§ **JOB**
Pictures do not belong in the copy; transcribe everything else in the records exactly.

* Start DATASET ENTRIES *

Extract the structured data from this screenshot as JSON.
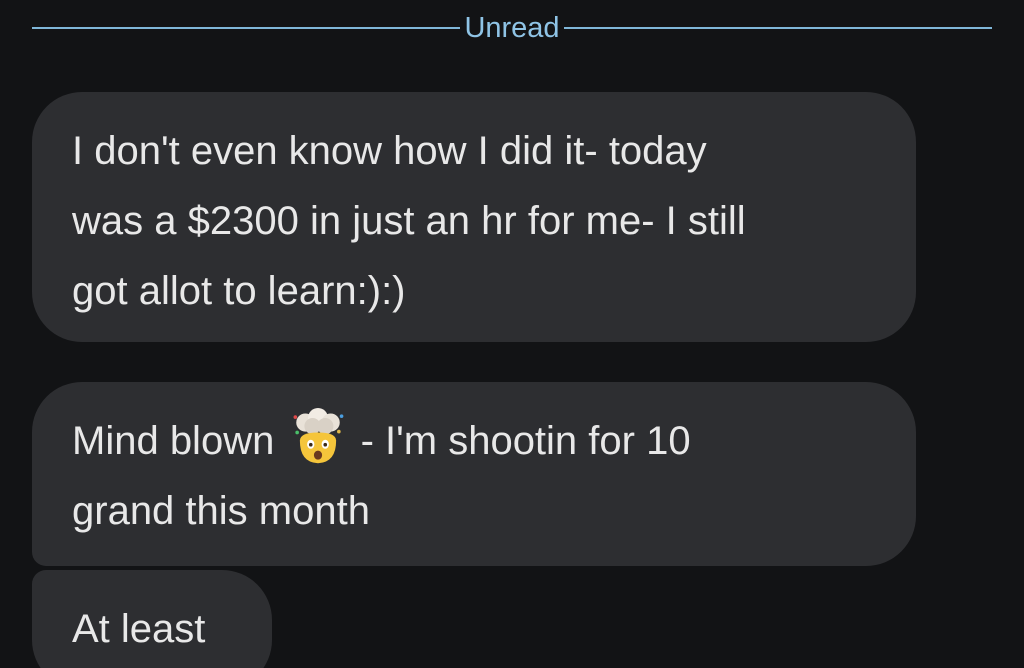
{
  "divider": {
    "label": "Unread",
    "color": "#8fc4e6"
  },
  "messages": [
    {
      "lines": [
        "I don't even know how I did it- today",
        "was a $2300 in just an hr for me- I still",
        "got allot to learn:):)"
      ]
    },
    {
      "line1_before_emoji": "Mind blown",
      "emoji": "exploding-head-icon",
      "line1_after_emoji": "- I'm shootin for 10",
      "line2": "grand this month"
    },
    {
      "lines": [
        "At least"
      ]
    }
  ],
  "colors": {
    "background": "#121315",
    "bubble": "#2d2e31",
    "text": "#e8e8e8",
    "divider_line": "#7fb6d8"
  }
}
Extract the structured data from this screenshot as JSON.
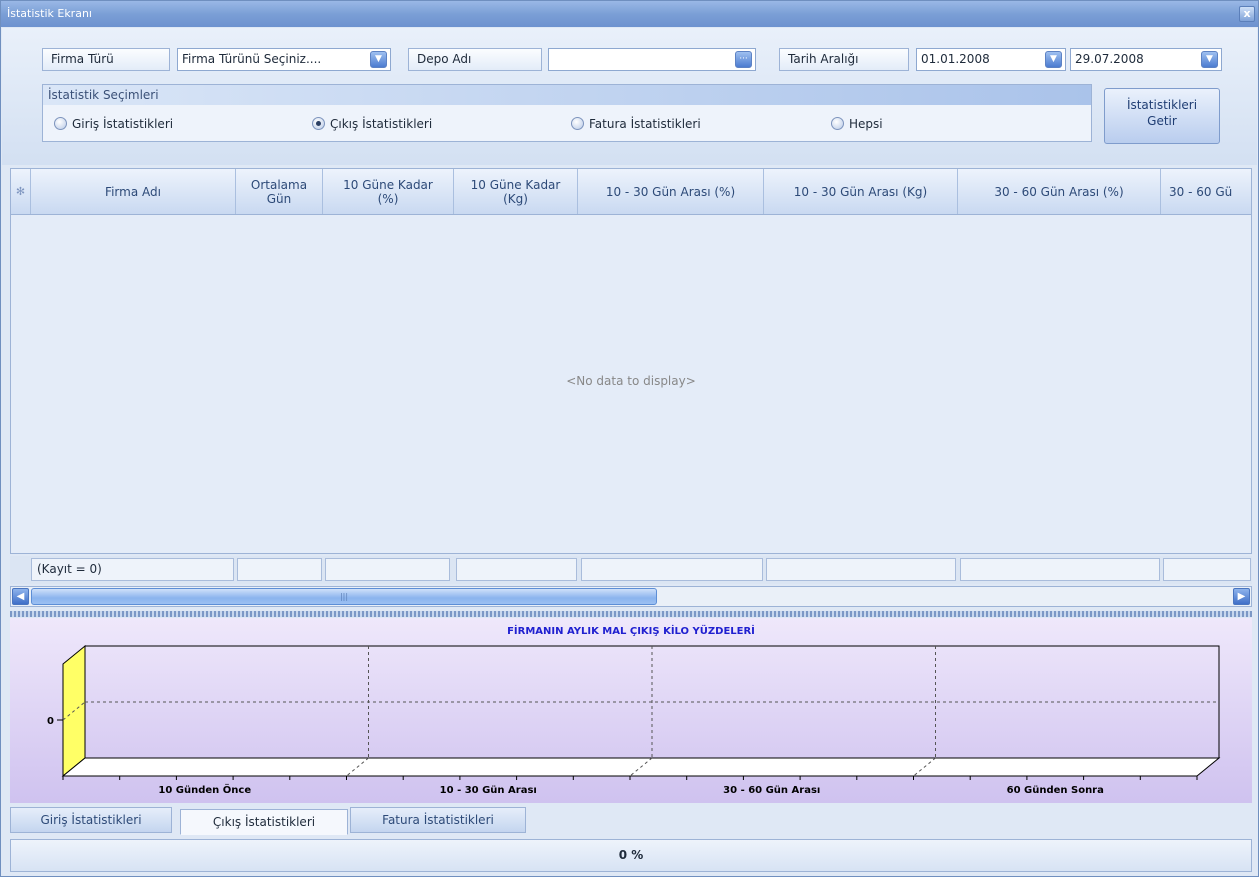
{
  "window": {
    "title": "İstatistik Ekranı",
    "close_label": "x"
  },
  "filters": {
    "firma_turu_label": "Firma Türü",
    "firma_turu_value": "Firma Türünü Seçiniz....",
    "depo_adi_label": "Depo Adı",
    "depo_adi_value": "",
    "tarih_label": "Tarih Aralığı",
    "tarih_start": "01.01.2008",
    "tarih_end": "29.07.2008"
  },
  "selections": {
    "group_title": "İstatistik Seçimleri",
    "options": [
      {
        "label": "Giriş İstatistikleri",
        "checked": false
      },
      {
        "label": "Çıkış İstatistikleri",
        "checked": true
      },
      {
        "label": "Fatura İstatistikleri",
        "checked": false
      },
      {
        "label": "Hepsi",
        "checked": false
      }
    ]
  },
  "get_button": {
    "line1": "İstatistikleri",
    "line2": "Getir"
  },
  "grid": {
    "columns": [
      {
        "line1": "Firma Adı",
        "line2": ""
      },
      {
        "line1": "Ortalama",
        "line2": "Gün"
      },
      {
        "line1": "10 Güne Kadar",
        "line2": "(%)"
      },
      {
        "line1": "10 Güne Kadar",
        "line2": "(Kg)"
      },
      {
        "line1": "10 - 30 Gün Arası (%)",
        "line2": ""
      },
      {
        "line1": "10 - 30 Gün Arası (Kg)",
        "line2": ""
      },
      {
        "line1": "30 - 60 Gün Arası (%)",
        "line2": ""
      },
      {
        "line1": "30 - 60 Gü",
        "line2": ""
      }
    ],
    "empty_text": "<No data to display>",
    "footer_count": "(Kayıt = 0)",
    "new_row_glyph": "✻"
  },
  "chart_data": {
    "type": "bar",
    "title": "FİRMANIN AYLIK MAL ÇIKIŞ KİLO YÜZDELERİ",
    "categories": [
      "10 Günden Önce",
      "10 - 30 Gün Arası",
      "30 - 60 Gün Arası",
      "60 Günden Sonra"
    ],
    "values": [
      0,
      0,
      0,
      0
    ],
    "yticks": [
      "0"
    ],
    "grid": true,
    "three_d": true
  },
  "tabs": [
    {
      "label": "Giriş İstatistikleri",
      "active": false
    },
    {
      "label": "Çıkış İstatistikleri",
      "active": true
    },
    {
      "label": "Fatura İstatistikleri",
      "active": false
    }
  ],
  "status": {
    "progress": "0 %"
  },
  "colors": {
    "accent": "#7b9fd6",
    "chart_title": "#2020d0",
    "wall": "#ffff66"
  }
}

* End DATASET ENTRIES *

§ **EXPECTED OUTPUT**
Extract the structured data from this screenshot as JSON.
{
  "divider": {
    "label": "Unread",
    "color": "#8fc4e6"
  },
  "messages": [
    {
      "lines": [
        "I don't even know how I did it- today",
        "was a $2300 in just an hr for me- I still",
        "got allot to learn:):)"
      ]
    },
    {
      "line1_before_emoji": "Mind blown",
      "emoji": "exploding-head-icon",
      "line1_after_emoji": "- I'm shootin for 10",
      "line2": "grand this month"
    },
    {
      "lines": [
        "At least"
      ]
    }
  ],
  "colors": {
    "background": "#121315",
    "bubble": "#2d2e31",
    "text": "#e8e8e8",
    "divider_line": "#7fb6d8"
  }
}
Extract the structured data from this screenshot as JSON.
{
  "window": {
    "title": "İstatistik Ekranı",
    "close_label": "x"
  },
  "filters": {
    "firma_turu_label": "Firma Türü",
    "firma_turu_value": "Firma Türünü Seçiniz....",
    "depo_adi_label": "Depo Adı",
    "depo_adi_value": "",
    "tarih_label": "Tarih Aralığı",
    "tarih_start": "01.01.2008",
    "tarih_end": "29.07.2008"
  },
  "selections": {
    "group_title": "İstatistik Seçimleri",
    "options": [
      {
        "label": "Giriş İstatistikleri",
        "checked": false
      },
      {
        "label": "Çıkış İstatistikleri",
        "checked": true
      },
      {
        "label": "Fatura İstatistikleri",
        "checked": false
      },
      {
        "label": "Hepsi",
        "checked": false
      }
    ]
  },
  "get_button": {
    "line1": "İstatistikleri",
    "line2": "Getir"
  },
  "grid": {
    "columns": [
      {
        "line1": "Firma Adı",
        "line2": ""
      },
      {
        "line1": "Ortalama",
        "line2": "Gün"
      },
      {
        "line1": "10 Güne Kadar",
        "line2": "(%)"
      },
      {
        "line1": "10 Güne Kadar",
        "line2": "(Kg)"
      },
      {
        "line1": "10 - 30 Gün Arası (%)",
        "line2": ""
      },
      {
        "line1": "10 - 30 Gün Arası (Kg)",
        "line2": ""
      },
      {
        "line1": "30 - 60 Gün Arası (%)",
        "line2": ""
      },
      {
        "line1": "30 - 60 Gü",
        "line2": ""
      }
    ],
    "empty_text": "<No data to display>",
    "footer_count": "(Kayıt = 0)",
    "new_row_glyph": "✻"
  },
  "chart_data": {
    "type": "bar",
    "title": "FİRMANIN AYLIK MAL ÇIKIŞ KİLO YÜZDELERİ",
    "categories": [
      "10 Günden Önce",
      "10 - 30 Gün Arası",
      "30 - 60 Gün Arası",
      "60 Günden Sonra"
    ],
    "values": [
      0,
      0,
      0,
      0
    ],
    "yticks": [
      "0"
    ],
    "grid": true,
    "three_d": true
  },
  "tabs": [
    {
      "label": "Giriş İstatistikleri",
      "active": false
    },
    {
      "label": "Çıkış İstatistikleri",
      "active": true
    },
    {
      "label": "Fatura İstatistikleri",
      "active": false
    }
  ],
  "status": {
    "progress": "0 %"
  },
  "colors": {
    "accent": "#7b9fd6",
    "chart_title": "#2020d0",
    "wall": "#ffff66"
  }
}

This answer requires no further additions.